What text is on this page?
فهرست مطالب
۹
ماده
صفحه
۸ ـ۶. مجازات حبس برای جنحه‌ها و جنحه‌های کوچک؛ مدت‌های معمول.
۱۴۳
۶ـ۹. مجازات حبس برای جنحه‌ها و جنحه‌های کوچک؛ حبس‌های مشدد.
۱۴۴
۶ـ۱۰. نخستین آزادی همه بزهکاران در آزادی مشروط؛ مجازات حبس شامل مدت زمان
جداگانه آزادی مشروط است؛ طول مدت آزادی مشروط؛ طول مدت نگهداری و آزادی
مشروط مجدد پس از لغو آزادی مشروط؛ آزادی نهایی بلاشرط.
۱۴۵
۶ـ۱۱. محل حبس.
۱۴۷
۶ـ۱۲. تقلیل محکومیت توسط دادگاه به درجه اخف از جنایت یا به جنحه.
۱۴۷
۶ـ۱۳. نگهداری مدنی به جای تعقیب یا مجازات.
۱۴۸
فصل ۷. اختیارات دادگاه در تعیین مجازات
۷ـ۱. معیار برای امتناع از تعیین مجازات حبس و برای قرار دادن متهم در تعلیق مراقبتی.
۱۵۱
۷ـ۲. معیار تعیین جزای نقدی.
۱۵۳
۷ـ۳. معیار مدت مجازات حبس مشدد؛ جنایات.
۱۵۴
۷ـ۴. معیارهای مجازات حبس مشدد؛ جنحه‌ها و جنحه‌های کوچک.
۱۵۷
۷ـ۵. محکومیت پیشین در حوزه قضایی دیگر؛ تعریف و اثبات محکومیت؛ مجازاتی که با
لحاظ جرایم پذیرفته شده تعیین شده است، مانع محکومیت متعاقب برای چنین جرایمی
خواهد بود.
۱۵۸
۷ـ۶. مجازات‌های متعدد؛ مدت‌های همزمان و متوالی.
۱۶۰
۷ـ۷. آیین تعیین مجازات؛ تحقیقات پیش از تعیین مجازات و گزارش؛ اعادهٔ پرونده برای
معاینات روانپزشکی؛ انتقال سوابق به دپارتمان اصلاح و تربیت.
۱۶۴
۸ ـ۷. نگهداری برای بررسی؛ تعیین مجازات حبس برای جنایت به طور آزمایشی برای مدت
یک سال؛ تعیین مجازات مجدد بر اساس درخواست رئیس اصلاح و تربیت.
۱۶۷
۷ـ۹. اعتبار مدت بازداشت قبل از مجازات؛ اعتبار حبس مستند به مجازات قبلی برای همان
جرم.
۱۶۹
----------------------------------------
**What you should do:**
Reproduce the data in full, exactly as presented.

**Full answer:**
What text is on this page?
فهرست مطالب
۹
ماده
صفحه
۸ ـ۶. مجازات حبس برای جنحه‌ها و جنحه‌های کوچک؛ مدت‌های معمول.
۱۴۳
۶ـ۹. مجازات حبس برای جنحه‌ها و جنحه‌های کوچک؛ حبس‌های مشدد.
۱۴۴
۶ـ۱۰. نخستین آزادی همه بزهکاران در آزادی مشروط؛ مجازات حبس شامل مدت زمان
جداگانه آزادی مشروط است؛ طول مدت آزادی مشروط؛ طول مدت نگهداری و آزادی
مشروط مجدد پس از لغو آزادی مشروط؛ آزادی نهایی بلاشرط.
۱۴۵
۶ـ۱۱. محل حبس.
۱۴۷
۶ـ۱۲. تقلیل محکومیت توسط دادگاه به درجه اخف از جنایت یا به جنحه.
۱۴۷
۶ـ۱۳. نگهداری مدنی به جای تعقیب یا مجازات.
۱۴۸
فصل ۷. اختیارات دادگاه در تعیین مجازات
۷ـ۱. معیار برای امتناع از تعیین مجازات حبس و برای قرار دادن متهم در تعلیق مراقبتی.
۱۵۱
۷ـ۲. معیار تعیین جزای نقدی.
۱۵۳
۷ـ۳. معیار مدت مجازات حبس مشدد؛ جنایات.
۱۵۴
۷ـ۴. معیارهای مجازات حبس مشدد؛ جنحه‌ها و جنحه‌های کوچک.
۱۵۷
۷ـ۵. محکومیت پیشین در حوزه قضایی دیگر؛ تعریف و اثبات محکومیت؛ مجازاتی که با
لحاظ جرایم پذیرفته شده تعیین شده است، مانع محکومیت متعاقب برای چنین جرایمی
خواهد بود.
۱۵۸
۷ـ۶. مجازات‌های متعدد؛ مدت‌های همزمان و متوالی.
۱۶۰
۷ـ۷. آیین تعیین مجازات؛ تحقیقات پیش از تعیین مجازات و گزارش؛ اعادهٔ پرونده برای
معاینات روانپزشکی؛ انتقال سوابق به دپارتمان اصلاح و تربیت.
۱۶۴
۸ ـ۷. نگهداری برای بررسی؛ تعیین مجازات حبس برای جنایت به طور آزمایشی برای مدت
یک سال؛ تعیین مجازات مجدد بر اساس درخواست رئیس اصلاح و تربیت.
۱۶۷
۷ـ۹. اعتبار مدت بازداشت قبل از مجازات؛ اعتبار حبس مستند به مجازات قبلی برای همان
جرم.
۱۶۹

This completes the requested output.